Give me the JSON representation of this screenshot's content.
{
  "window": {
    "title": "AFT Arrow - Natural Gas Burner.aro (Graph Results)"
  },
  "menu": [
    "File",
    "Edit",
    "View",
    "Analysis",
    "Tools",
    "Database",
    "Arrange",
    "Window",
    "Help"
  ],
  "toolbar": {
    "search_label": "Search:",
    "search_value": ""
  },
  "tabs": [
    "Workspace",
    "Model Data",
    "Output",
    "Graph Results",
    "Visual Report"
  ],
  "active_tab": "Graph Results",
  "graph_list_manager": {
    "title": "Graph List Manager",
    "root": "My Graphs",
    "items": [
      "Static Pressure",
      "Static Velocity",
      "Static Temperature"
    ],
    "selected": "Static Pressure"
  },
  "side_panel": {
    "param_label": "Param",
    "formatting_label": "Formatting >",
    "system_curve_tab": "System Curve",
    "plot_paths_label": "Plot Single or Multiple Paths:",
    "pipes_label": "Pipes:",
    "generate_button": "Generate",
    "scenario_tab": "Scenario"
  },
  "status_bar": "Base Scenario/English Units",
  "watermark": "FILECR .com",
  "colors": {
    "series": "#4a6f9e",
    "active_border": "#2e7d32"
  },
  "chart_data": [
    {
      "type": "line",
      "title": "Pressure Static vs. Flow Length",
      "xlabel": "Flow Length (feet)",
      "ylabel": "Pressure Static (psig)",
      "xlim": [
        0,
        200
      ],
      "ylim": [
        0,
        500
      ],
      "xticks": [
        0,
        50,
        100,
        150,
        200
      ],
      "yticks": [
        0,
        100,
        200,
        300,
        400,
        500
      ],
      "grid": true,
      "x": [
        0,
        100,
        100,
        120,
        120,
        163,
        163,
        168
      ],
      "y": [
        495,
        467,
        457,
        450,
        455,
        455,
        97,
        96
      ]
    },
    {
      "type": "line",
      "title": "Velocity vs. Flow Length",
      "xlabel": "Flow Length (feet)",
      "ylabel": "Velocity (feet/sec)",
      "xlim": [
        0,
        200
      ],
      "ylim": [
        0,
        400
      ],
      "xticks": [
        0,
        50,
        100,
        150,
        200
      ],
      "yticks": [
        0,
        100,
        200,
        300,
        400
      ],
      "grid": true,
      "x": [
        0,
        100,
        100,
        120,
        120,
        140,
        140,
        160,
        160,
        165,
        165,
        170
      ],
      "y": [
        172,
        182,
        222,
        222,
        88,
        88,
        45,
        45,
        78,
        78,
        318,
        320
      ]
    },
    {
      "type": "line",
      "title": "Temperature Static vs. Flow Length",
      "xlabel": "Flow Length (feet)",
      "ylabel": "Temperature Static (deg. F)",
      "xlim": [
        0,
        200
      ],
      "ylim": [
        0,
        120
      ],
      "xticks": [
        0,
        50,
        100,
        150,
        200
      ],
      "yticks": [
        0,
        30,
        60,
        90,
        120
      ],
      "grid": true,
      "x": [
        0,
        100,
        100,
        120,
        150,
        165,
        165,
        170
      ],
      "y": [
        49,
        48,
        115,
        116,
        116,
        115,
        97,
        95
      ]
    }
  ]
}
▬▬▬▬▬▬▬▬▬▬
EXERCISE DESCRIPTION
Each line in the entries above that includes the string "Results" should be extracted.

SOLUTION TO THE PROBLEM
    "title": "AFT Arrow - Natural Gas Burner.aro (Graph Results)"
    "Graph Results",
  "active_tab": "Graph Results",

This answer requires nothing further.